### Problem statement
Copy each line below without leaving any out.

(Stored entries)

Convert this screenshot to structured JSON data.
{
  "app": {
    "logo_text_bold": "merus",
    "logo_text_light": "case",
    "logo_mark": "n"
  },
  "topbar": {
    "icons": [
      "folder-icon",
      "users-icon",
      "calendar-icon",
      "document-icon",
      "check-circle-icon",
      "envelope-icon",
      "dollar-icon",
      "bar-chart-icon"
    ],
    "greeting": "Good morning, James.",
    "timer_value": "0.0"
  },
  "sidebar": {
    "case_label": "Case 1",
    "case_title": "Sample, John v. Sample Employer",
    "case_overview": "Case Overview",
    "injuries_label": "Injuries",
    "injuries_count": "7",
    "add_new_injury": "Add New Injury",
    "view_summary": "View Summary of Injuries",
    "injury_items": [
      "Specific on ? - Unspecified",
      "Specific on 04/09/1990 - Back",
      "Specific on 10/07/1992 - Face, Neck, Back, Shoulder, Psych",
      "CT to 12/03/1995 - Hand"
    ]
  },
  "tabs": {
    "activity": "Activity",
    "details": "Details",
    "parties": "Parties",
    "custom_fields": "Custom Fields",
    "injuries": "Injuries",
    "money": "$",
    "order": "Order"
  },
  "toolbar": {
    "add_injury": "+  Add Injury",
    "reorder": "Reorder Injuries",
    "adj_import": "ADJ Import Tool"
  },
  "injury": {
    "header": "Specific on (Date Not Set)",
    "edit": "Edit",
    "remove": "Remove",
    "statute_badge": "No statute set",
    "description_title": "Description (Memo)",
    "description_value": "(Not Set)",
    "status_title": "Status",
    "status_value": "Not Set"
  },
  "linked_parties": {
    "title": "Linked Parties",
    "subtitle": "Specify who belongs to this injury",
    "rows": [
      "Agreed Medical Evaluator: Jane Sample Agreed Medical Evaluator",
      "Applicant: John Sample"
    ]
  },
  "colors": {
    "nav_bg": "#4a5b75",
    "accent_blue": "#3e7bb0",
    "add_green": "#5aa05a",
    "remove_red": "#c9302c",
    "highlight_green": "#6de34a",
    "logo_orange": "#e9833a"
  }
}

### Full output
Convert this screenshot to structured JSON data.
{
  "app": {
    "logo_text_bold": "merus",
    "logo_text_light": "case",
    "logo_mark": "n"
  },
  "topbar": {
    "icons": [
      "folder-icon",
      "users-icon",
      "calendar-icon",
      "document-icon",
      "check-circle-icon",
      "envelope-icon",
      "dollar-icon",
      "bar-chart-icon"
    ],
    "greeting": "Good morning, James.",
    "timer_value": "0.0"
  },
  "sidebar": {
    "case_label": "Case 1",
    "case_title": "Sample, John v. Sample Employer",
    "case_overview": "Case Overview",
    "injuries_label": "Injuries",
    "injuries_count": "7",
    "add_new_injury": "Add New Injury",
    "view_summary": "View Summary of Injuries",
    "injury_items": [
      "Specific on ? - Unspecified",
      "Specific on 04/09/1990 - Back",
      "Specific on 10/07/1992 - Face, Neck, Back, Shoulder, Psych",
      "CT to 12/03/1995 - Hand"
    ]
  },
  "tabs": {
    "activity": "Activity",
    "details": "Details",
    "parties": "Parties",
    "custom_fields": "Custom Fields",
    "injuries": "Injuries",
    "money": "$",
    "order": "Order"
  },
  "toolbar": {
    "add_injury": "+  Add Injury",
    "reorder": "Reorder Injuries",
    "adj_import": "ADJ Import Tool"
  },
  "injury": {
    "header": "Specific on (Date Not Set)",
    "edit": "Edit",
    "remove": "Remove",
    "statute_badge": "No statute set",
    "description_title": "Description (Memo)",
    "description_value": "(Not Set)",
    "status_title": "Status",
    "status_value": "Not Set"
  },
  "linked_parties": {
    "title": "Linked Parties",
    "subtitle": "Specify who belongs to this injury",
    "rows": [
      "Agreed Medical Evaluator: Jane Sample Agreed Medical Evaluator",
      "Applicant: John Sample"
    ]
  },
  "colors": {
    "nav_bg": "#4a5b75",
    "accent_blue": "#3e7bb0",
    "add_green": "#5aa05a",
    "remove_red": "#c9302c",
    "highlight_green": "#6de34a",
    "logo_orange": "#e9833a"
  }
}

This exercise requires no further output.